Start Listed records

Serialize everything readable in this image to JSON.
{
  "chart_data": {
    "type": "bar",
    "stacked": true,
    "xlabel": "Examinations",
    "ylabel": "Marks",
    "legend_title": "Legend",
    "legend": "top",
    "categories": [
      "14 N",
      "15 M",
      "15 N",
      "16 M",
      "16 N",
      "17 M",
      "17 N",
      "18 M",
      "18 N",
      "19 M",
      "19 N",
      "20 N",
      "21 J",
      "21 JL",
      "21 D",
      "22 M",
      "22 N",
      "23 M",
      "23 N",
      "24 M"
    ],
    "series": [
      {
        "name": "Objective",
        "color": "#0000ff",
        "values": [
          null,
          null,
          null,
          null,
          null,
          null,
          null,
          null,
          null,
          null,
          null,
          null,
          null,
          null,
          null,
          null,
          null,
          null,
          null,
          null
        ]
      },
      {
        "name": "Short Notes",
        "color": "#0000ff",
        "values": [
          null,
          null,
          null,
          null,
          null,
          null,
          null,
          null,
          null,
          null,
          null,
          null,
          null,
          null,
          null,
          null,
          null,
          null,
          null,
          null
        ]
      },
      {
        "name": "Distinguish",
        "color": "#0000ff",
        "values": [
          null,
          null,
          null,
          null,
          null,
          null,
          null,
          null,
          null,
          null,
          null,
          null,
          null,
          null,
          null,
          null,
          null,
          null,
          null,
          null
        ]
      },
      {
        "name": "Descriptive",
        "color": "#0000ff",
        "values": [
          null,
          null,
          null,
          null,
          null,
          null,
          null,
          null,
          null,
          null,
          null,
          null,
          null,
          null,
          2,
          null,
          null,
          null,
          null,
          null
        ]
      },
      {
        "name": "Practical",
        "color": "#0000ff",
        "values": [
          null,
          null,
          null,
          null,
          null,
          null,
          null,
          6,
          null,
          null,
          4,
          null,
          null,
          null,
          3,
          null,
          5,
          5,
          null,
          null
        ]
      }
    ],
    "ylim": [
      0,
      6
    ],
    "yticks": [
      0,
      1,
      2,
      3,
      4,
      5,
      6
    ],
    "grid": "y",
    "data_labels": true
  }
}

End Listed records

Each line above is to be repeated exactly.

Serialize everything readable in this image to JSON.
{
  "chart_data": {
    "type": "bar",
    "stacked": true,
    "xlabel": "Examinations",
    "ylabel": "Marks",
    "legend_title": "Legend",
    "legend": "top",
    "categories": [
      "14 N",
      "15 M",
      "15 N",
      "16 M",
      "16 N",
      "17 M",
      "17 N",
      "18 M",
      "18 N",
      "19 M",
      "19 N",
      "20 N",
      "21 J",
      "21 JL",
      "21 D",
      "22 M",
      "22 N",
      "23 M",
      "23 N",
      "24 M"
    ],
    "series": [
      {
        "name": "Objective",
        "color": "#0000ff",
        "values": [
          null,
          null,
          null,
          null,
          null,
          null,
          null,
          null,
          null,
          null,
          null,
          null,
          null,
          null,
          null,
          null,
          null,
          null,
          null,
          null
        ]
      },
      {
        "name": "Short Notes",
        "color": "#0000ff",
        "values": [
          null,
          null,
          null,
          null,
          null,
          null,
          null,
          null,
          null,
          null,
          null,
          null,
          null,
          null,
          null,
          null,
          null,
          null,
          null,
          null
        ]
      },
      {
        "name": "Distinguish",
        "color": "#0000ff",
        "values": [
          null,
          null,
          null,
          null,
          null,
          null,
          null,
          null,
          null,
          null,
          null,
          null,
          null,
          null,
          null,
          null,
          null,
          null,
          null,
          null
        ]
      },
      {
        "name": "Descriptive",
        "color": "#0000ff",
        "values": [
          null,
          null,
          null,
          null,
          null,
          null,
          null,
          null,
          null,
          null,
          null,
          null,
          null,
          null,
          2,
          null,
          null,
          null,
          null,
          null
        ]
      },
      {
        "name": "Practical",
        "color": "#0000ff",
        "values": [
          null,
          null,
          null,
          null,
          null,
          null,
          null,
          6,
          null,
          null,
          4,
          null,
          null,
          null,
          3,
          null,
          5,
          5,
          null,
          null
        ]
      }
    ],
    "ylim": [
      0,
      6
    ],
    "yticks": [
      0,
      1,
      2,
      3,
      4,
      5,
      6
    ],
    "grid": "y",
    "data_labels": true
  }
}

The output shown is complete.